_The records_.
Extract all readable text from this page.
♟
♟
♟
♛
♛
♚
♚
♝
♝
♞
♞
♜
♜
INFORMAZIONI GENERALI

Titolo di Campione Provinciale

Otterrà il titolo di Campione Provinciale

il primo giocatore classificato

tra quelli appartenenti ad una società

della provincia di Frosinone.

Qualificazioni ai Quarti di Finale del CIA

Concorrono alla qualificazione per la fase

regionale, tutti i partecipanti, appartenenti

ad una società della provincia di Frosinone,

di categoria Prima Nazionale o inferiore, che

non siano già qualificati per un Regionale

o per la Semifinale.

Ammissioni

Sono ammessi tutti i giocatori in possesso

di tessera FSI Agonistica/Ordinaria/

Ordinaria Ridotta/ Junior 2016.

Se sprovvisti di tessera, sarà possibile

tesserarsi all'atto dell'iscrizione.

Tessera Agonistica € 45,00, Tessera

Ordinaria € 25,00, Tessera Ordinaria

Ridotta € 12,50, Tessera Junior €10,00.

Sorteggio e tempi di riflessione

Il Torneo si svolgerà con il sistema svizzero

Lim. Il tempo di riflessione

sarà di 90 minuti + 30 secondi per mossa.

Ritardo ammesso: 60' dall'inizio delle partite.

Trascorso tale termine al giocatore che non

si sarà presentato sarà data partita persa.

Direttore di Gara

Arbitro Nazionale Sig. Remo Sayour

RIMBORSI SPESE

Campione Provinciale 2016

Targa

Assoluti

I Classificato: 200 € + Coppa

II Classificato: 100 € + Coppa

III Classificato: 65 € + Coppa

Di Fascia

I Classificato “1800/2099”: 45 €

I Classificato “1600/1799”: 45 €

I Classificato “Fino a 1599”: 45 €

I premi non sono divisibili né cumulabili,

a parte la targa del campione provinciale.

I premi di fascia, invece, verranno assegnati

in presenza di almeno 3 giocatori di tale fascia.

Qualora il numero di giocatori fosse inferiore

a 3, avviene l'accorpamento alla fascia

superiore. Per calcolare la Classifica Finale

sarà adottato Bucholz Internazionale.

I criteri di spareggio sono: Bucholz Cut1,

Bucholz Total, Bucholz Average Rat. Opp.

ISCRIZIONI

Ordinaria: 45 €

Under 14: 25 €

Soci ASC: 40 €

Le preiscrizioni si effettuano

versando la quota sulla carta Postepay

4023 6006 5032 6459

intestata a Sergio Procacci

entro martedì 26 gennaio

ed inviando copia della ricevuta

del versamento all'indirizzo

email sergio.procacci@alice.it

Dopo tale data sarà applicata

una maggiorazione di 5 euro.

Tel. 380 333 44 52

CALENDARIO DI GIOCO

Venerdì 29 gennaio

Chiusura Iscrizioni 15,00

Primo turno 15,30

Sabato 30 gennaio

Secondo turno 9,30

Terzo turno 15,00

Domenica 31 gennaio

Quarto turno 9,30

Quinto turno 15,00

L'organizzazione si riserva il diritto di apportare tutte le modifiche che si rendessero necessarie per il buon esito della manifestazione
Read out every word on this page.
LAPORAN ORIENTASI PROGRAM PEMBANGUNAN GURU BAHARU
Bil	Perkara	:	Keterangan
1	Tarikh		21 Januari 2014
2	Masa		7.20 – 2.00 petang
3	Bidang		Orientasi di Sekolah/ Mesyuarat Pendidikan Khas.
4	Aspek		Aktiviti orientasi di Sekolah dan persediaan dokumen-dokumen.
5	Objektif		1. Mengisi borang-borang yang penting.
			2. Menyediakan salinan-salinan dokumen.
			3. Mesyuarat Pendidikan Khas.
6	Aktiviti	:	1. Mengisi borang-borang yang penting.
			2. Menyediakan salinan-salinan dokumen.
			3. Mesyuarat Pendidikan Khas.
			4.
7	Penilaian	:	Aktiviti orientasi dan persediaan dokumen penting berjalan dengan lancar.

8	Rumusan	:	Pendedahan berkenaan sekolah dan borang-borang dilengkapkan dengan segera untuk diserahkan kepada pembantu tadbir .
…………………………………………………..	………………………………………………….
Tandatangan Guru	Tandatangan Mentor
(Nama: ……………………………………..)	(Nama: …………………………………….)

_Exercise goal_. In the records above, locate the lines holding the word "società". Copy each of them.

_Correct output_.
tra quelli appartenenti ad una società
ad una società della provincia di Frosinone,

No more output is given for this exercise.